╭─ MATERIAL FOR THE TASK
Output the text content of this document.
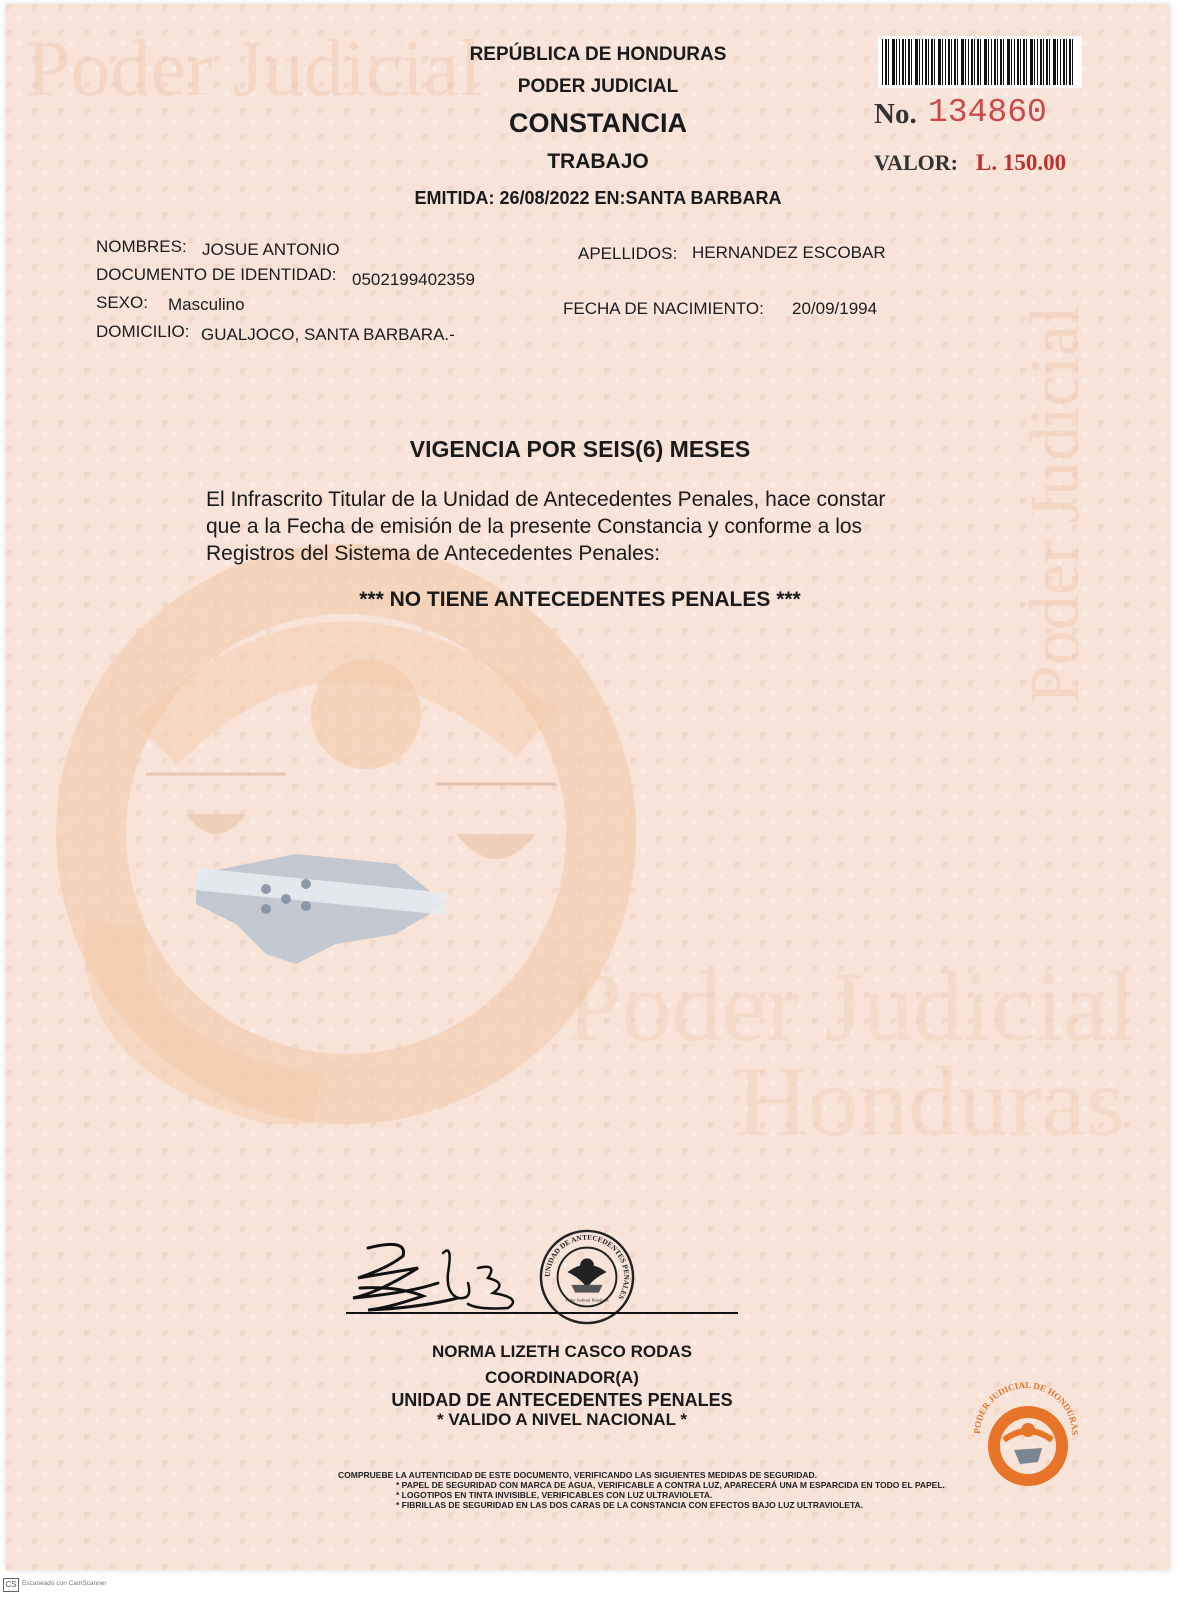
Poder Judicial
Poder Judicial
Poder Judicial
Honduras
REPÚBLICA DE HONDURAS
PODER JUDICIAL
CONSTANCIA
TRABAJO
EMITIDA: 26/08/2022 EN:SANTA BARBARA
No. 134860
VALOR: L. 150.00
NOMBRES: JOSUE ANTONIO	APELLIDOS: HERNANDEZ ESCOBAR
DOCUMENTO DE IDENTIDAD: 0502199402359
SEXO: Masculino	FECHA DE NACIMIENTO: 20/09/1994
DOMICILIO: GUALJOCO, SANTA BARBARA.-
VIGENCIA POR SEIS(6) MESES
El Infrascrito Titular de la Unidad de Antecedentes Penales, hace constar
que a la Fecha de emisión de la presente Constancia y conforme a los
Registros del Sistema de Antecedentes Penales:
*** NO TIENE ANTECEDENTES PENALES ***
UNIDAD DE ANTECEDENTES PENALES
Poder Judicial Honduras
NORMA LIZETH CASCO RODAS
COORDINADOR(A)
UNIDAD DE ANTECEDENTES PENALES
* VALIDO A NIVEL NACIONAL *
COMPRUEBE LA AUTENTICIDAD DE ESTE DOCUMENTO, VERIFICANDO LAS SIGUIENTES MEDIDAS DE SEGURIDAD.
* PAPEL DE SEGURIDAD CON MARCA DE AGUA, VERIFICABLE A CONTRA LUZ, APARECERÁ UNA M ESPARCIDA EN TODO EL PAPEL.
* LOGOTIPOS EN TINTA INVISIBLE, VERIFICABLES CON LUZ ULTRAVIOLETA.
* FIBRILLAS DE SEGURIDAD EN LAS DOS CARAS DE LA CONSTANCIA CON EFECTOS BAJO LUZ ULTRAVIOLETA.
PODER JUDICIAL DE HONDURAS
CS Escaneado con CamScanner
╰─
SHORT TASK: Identify the lines above with the word "ULTRAVIOLETA". Copy them.

RESULT FOR THIS EXERCISE:
* LOGOTIPOS EN TINTA INVISIBLE, VERIFICABLES CON LUZ ULTRAVIOLETA.
* FIBRILLAS DE SEGURIDAD EN LAS DOS CARAS DE LA CONSTANCIA CON EFECTOS BAJO LUZ ULTRAVIOLETA.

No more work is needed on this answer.